"""

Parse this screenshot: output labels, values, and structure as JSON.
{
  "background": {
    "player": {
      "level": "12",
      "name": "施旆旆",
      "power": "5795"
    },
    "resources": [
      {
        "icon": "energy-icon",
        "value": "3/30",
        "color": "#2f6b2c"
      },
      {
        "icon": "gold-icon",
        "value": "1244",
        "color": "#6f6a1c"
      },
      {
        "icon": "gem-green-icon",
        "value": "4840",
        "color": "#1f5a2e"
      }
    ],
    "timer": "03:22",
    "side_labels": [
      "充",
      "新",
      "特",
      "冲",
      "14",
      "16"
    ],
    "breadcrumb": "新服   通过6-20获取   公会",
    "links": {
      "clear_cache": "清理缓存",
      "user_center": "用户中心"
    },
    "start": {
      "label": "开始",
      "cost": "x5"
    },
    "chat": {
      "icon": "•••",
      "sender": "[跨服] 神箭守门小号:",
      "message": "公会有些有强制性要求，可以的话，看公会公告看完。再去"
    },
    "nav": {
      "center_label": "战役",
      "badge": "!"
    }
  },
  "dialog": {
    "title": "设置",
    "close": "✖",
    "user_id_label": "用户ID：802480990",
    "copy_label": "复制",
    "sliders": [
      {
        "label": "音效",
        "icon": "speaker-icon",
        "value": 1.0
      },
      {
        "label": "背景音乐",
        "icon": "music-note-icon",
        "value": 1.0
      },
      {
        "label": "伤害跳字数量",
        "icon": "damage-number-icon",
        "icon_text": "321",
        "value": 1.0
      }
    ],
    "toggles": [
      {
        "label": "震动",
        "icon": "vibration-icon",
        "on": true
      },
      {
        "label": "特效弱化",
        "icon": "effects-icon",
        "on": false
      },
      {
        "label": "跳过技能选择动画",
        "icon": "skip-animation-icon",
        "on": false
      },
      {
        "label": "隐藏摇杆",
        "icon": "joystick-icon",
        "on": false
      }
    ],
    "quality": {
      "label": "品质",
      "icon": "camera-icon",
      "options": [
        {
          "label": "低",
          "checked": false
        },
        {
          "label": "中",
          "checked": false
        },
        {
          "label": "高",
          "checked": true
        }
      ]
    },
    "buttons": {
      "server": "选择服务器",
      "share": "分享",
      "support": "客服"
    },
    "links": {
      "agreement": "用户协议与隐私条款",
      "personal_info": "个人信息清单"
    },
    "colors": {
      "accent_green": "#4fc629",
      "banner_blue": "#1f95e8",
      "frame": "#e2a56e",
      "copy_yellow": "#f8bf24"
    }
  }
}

"""

▶ Required task
Repeat all entries. Match them exactly.

▶ Final answer
Parse this screenshot: output labels, values, and structure as JSON.
{
  "background": {
    "player": {
      "level": "12",
      "name": "施旆旆",
      "power": "5795"
    },
    "resources": [
      {
        "icon": "energy-icon",
        "value": "3/30",
        "color": "#2f6b2c"
      },
      {
        "icon": "gold-icon",
        "value": "1244",
        "color": "#6f6a1c"
      },
      {
        "icon": "gem-green-icon",
        "value": "4840",
        "color": "#1f5a2e"
      }
    ],
    "timer": "03:22",
    "side_labels": [
      "充",
      "新",
      "特",
      "冲",
      "14",
      "16"
    ],
    "breadcrumb": "新服   通过6-20获取   公会",
    "links": {
      "clear_cache": "清理缓存",
      "user_center": "用户中心"
    },
    "start": {
      "label": "开始",
      "cost": "x5"
    },
    "chat": {
      "icon": "•••",
      "sender": "[跨服] 神箭守门小号:",
      "message": "公会有些有强制性要求，可以的话，看公会公告看完。再去"
    },
    "nav": {
      "center_label": "战役",
      "badge": "!"
    }
  },
  "dialog": {
    "title": "设置",
    "close": "✖",
    "user_id_label": "用户ID：802480990",
    "copy_label": "复制",
    "sliders": [
      {
        "label": "音效",
        "icon": "speaker-icon",
        "value": 1.0
      },
      {
        "label": "背景音乐",
        "icon": "music-note-icon",
        "value": 1.0
      },
      {
        "label": "伤害跳字数量",
        "icon": "damage-number-icon",
        "icon_text": "321",
        "value": 1.0
      }
    ],
    "toggles": [
      {
        "label": "震动",
        "icon": "vibration-icon",
        "on": true
      },
      {
        "label": "特效弱化",
        "icon": "effects-icon",
        "on": false
      },
      {
        "label": "跳过技能选择动画",
        "icon": "skip-animation-icon",
        "on": false
      },
      {
        "label": "隐藏摇杆",
        "icon": "joystick-icon",
        "on": false
      }
    ],
    "quality": {
      "label": "品质",
      "icon": "camera-icon",
      "options": [
        {
          "label": "低",
          "checked": false
        },
        {
          "label": "中",
          "checked": false
        },
        {
          "label": "高",
          "checked": true
        }
      ]
    },
    "buttons": {
      "server": "选择服务器",
      "share": "分享",
      "support": "客服"
    },
    "links": {
      "agreement": "用户协议与隐私条款",
      "personal_info": "个人信息清单"
    },
    "colors": {
      "accent_green": "#4fc629",
      "banner_blue": "#1f95e8",
      "frame": "#e2a56e",
      "copy_yellow": "#f8bf24"
    }
  }
}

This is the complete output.